Figure data in JSON:
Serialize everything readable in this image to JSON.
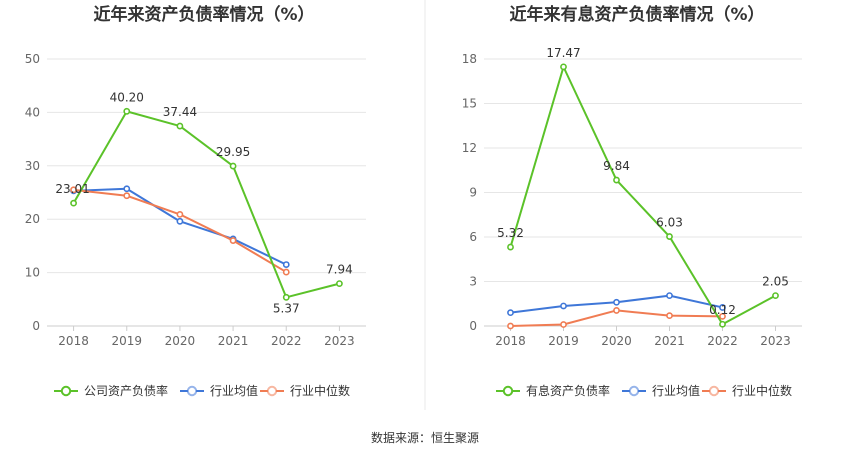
{
  "chart_data": [
    {
      "type": "line",
      "title": "近年来资产负债率情况（%）",
      "categories": [
        "2018",
        "2019",
        "2020",
        "2021",
        "2022",
        "2023"
      ],
      "ylim": [
        0,
        50
      ],
      "yticks": [
        0,
        10,
        20,
        30,
        40,
        50
      ],
      "series": [
        {
          "name": "公司资产负债率",
          "color": "#5bc229",
          "values": [
            23.01,
            40.2,
            37.44,
            29.95,
            5.37,
            7.94
          ],
          "labels": [
            "23.01",
            "40.20",
            "37.44",
            "29.95",
            "5.37",
            "7.94"
          ]
        },
        {
          "name": "行业均值",
          "color": "#3f77d8",
          "values": [
            25.3,
            25.7,
            19.6,
            16.3,
            11.5,
            null
          ]
        },
        {
          "name": "行业中位数",
          "color": "#f07c53",
          "values": [
            25.5,
            24.4,
            20.9,
            16.0,
            10.1,
            null
          ]
        }
      ]
    },
    {
      "type": "line",
      "title": "近年来有息资产负债率情况（%）",
      "categories": [
        "2018",
        "2019",
        "2020",
        "2021",
        "2022",
        "2023"
      ],
      "ylim": [
        0,
        18
      ],
      "yticks": [
        0,
        3,
        6,
        9,
        12,
        15,
        18
      ],
      "series": [
        {
          "name": "有息资产负债率",
          "color": "#5bc229",
          "values": [
            5.32,
            17.47,
            9.84,
            6.03,
            0.12,
            2.05
          ],
          "labels": [
            "5.32",
            "17.47",
            "9.84",
            "6.03",
            "0.12",
            "2.05"
          ]
        },
        {
          "name": "行业均值",
          "color": "#3f77d8",
          "values": [
            0.9,
            1.35,
            1.6,
            2.05,
            1.25,
            null
          ]
        },
        {
          "name": "行业中位数",
          "color": "#f07c53",
          "values": [
            0.0,
            0.1,
            1.05,
            0.7,
            0.65,
            null
          ]
        }
      ]
    }
  ],
  "source": "数据来源：恒生聚源"
}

Requirement:
Give all the lines above again, character for character, without pictures.

Result:
Serialize everything readable in this image to JSON.
{
  "chart_data": [
    {
      "type": "line",
      "title": "近年来资产负债率情况（%）",
      "categories": [
        "2018",
        "2019",
        "2020",
        "2021",
        "2022",
        "2023"
      ],
      "ylim": [
        0,
        50
      ],
      "yticks": [
        0,
        10,
        20,
        30,
        40,
        50
      ],
      "series": [
        {
          "name": "公司资产负债率",
          "color": "#5bc229",
          "values": [
            23.01,
            40.2,
            37.44,
            29.95,
            5.37,
            7.94
          ],
          "labels": [
            "23.01",
            "40.20",
            "37.44",
            "29.95",
            "5.37",
            "7.94"
          ]
        },
        {
          "name": "行业均值",
          "color": "#3f77d8",
          "values": [
            25.3,
            25.7,
            19.6,
            16.3,
            11.5,
            null
          ]
        },
        {
          "name": "行业中位数",
          "color": "#f07c53",
          "values": [
            25.5,
            24.4,
            20.9,
            16.0,
            10.1,
            null
          ]
        }
      ]
    },
    {
      "type": "line",
      "title": "近年来有息资产负债率情况（%）",
      "categories": [
        "2018",
        "2019",
        "2020",
        "2021",
        "2022",
        "2023"
      ],
      "ylim": [
        0,
        18
      ],
      "yticks": [
        0,
        3,
        6,
        9,
        12,
        15,
        18
      ],
      "series": [
        {
          "name": "有息资产负债率",
          "color": "#5bc229",
          "values": [
            5.32,
            17.47,
            9.84,
            6.03,
            0.12,
            2.05
          ],
          "labels": [
            "5.32",
            "17.47",
            "9.84",
            "6.03",
            "0.12",
            "2.05"
          ]
        },
        {
          "name": "行业均值",
          "color": "#3f77d8",
          "values": [
            0.9,
            1.35,
            1.6,
            2.05,
            1.25,
            null
          ]
        },
        {
          "name": "行业中位数",
          "color": "#f07c53",
          "values": [
            0.0,
            0.1,
            1.05,
            0.7,
            0.65,
            null
          ]
        }
      ]
    }
  ],
  "source": "数据来源：恒生聚源"
}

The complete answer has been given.